Directive -> Write out the entries below once more, exactly.
* Begin *
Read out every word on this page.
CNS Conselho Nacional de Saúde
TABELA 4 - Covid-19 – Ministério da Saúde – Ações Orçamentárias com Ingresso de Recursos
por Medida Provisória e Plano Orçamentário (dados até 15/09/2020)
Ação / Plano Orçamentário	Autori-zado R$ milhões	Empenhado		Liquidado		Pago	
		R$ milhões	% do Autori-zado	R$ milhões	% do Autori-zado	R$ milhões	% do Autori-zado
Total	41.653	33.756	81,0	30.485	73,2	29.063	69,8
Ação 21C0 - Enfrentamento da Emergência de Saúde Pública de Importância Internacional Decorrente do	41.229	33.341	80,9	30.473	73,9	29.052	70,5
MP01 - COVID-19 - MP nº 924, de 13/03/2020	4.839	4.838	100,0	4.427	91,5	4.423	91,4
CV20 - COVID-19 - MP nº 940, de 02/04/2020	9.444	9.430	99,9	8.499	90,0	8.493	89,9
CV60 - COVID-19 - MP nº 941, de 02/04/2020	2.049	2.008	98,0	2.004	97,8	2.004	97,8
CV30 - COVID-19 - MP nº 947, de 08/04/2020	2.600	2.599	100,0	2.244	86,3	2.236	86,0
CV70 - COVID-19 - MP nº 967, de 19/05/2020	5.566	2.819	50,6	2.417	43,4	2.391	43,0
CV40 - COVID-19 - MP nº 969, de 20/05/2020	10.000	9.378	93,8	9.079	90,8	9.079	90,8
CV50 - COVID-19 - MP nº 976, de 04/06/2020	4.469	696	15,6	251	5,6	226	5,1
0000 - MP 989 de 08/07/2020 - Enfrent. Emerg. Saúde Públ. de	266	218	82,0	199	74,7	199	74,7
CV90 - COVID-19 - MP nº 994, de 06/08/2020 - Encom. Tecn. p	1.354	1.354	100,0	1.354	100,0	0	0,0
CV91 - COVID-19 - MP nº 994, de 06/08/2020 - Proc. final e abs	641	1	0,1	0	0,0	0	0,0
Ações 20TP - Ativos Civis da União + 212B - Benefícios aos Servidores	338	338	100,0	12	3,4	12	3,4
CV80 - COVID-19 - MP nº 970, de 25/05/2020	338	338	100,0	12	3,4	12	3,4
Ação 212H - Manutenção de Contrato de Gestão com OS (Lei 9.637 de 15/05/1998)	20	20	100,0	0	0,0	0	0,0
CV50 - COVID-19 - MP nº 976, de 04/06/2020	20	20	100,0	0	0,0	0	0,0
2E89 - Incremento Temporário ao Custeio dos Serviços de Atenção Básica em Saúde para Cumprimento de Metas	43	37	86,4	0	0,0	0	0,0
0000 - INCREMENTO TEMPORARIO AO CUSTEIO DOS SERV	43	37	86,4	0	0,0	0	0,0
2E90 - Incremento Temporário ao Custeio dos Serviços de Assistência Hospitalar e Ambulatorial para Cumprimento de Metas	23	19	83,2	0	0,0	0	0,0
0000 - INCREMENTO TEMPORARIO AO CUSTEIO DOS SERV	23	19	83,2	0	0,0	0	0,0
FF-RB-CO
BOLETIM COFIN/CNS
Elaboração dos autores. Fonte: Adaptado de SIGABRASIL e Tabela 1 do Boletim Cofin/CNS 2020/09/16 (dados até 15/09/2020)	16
* End *
Reply ->
Read out every word on this page.
CNS Conselho Nacional de Saúde
TABELA 4 - Covid-19 – Ministério da Saúde – Ações Orçamentárias com Ingresso de Recursos
por Medida Provisória e Plano Orçamentário (dados até 15/09/2020)
Ação / Plano Orçamentário	Autori-zado R$ milhões	Empenhado		Liquidado		Pago	
		R$ milhões	% do Autori-zado	R$ milhões	% do Autori-zado	R$ milhões	% do Autori-zado
Total	41.653	33.756	81,0	30.485	73,2	29.063	69,8
Ação 21C0 - Enfrentamento da Emergência de Saúde Pública de Importância Internacional Decorrente do	41.229	33.341	80,9	30.473	73,9	29.052	70,5
MP01 - COVID-19 - MP nº 924, de 13/03/2020	4.839	4.838	100,0	4.427	91,5	4.423	91,4
CV20 - COVID-19 - MP nº 940, de 02/04/2020	9.444	9.430	99,9	8.499	90,0	8.493	89,9
CV60 - COVID-19 - MP nº 941, de 02/04/2020	2.049	2.008	98,0	2.004	97,8	2.004	97,8
CV30 - COVID-19 - MP nº 947, de 08/04/2020	2.600	2.599	100,0	2.244	86,3	2.236	86,0
CV70 - COVID-19 - MP nº 967, de 19/05/2020	5.566	2.819	50,6	2.417	43,4	2.391	43,0
CV40 - COVID-19 - MP nº 969, de 20/05/2020	10.000	9.378	93,8	9.079	90,8	9.079	90,8
CV50 - COVID-19 - MP nº 976, de 04/06/2020	4.469	696	15,6	251	5,6	226	5,1
0000 - MP 989 de 08/07/2020 - Enfrent. Emerg. Saúde Públ. de	266	218	82,0	199	74,7	199	74,7
CV90 - COVID-19 - MP nº 994, de 06/08/2020 - Encom. Tecn. p	1.354	1.354	100,0	1.354	100,0	0	0,0
CV91 - COVID-19 - MP nº 994, de 06/08/2020 - Proc. final e abs	641	1	0,1	0	0,0	0	0,0
Ações 20TP - Ativos Civis da União + 212B - Benefícios aos Servidores	338	338	100,0	12	3,4	12	3,4
CV80 - COVID-19 - MP nº 970, de 25/05/2020	338	338	100,0	12	3,4	12	3,4
Ação 212H - Manutenção de Contrato de Gestão com OS (Lei 9.637 de 15/05/1998)	20	20	100,0	0	0,0	0	0,0
CV50 - COVID-19 - MP nº 976, de 04/06/2020	20	20	100,0	0	0,0	0	0,0
2E89 - Incremento Temporário ao Custeio dos Serviços de Atenção Básica em Saúde para Cumprimento de Metas	43	37	86,4	0	0,0	0	0,0
0000 - INCREMENTO TEMPORARIO AO CUSTEIO DOS SERV	43	37	86,4	0	0,0	0	0,0
2E90 - Incremento Temporário ao Custeio dos Serviços de Assistência Hospitalar e Ambulatorial para Cumprimento de Metas	23	19	83,2	0	0,0	0	0,0
0000 - INCREMENTO TEMPORARIO AO CUSTEIO DOS SERV	23	19	83,2	0	0,0	0	0,0
FF-RB-CO
BOLETIM COFIN/CNS
Elaboração dos autores. Fonte: Adaptado de SIGABRASIL e Tabela 1 do Boletim Cofin/CNS 2020/09/16 (dados até 15/09/2020)	16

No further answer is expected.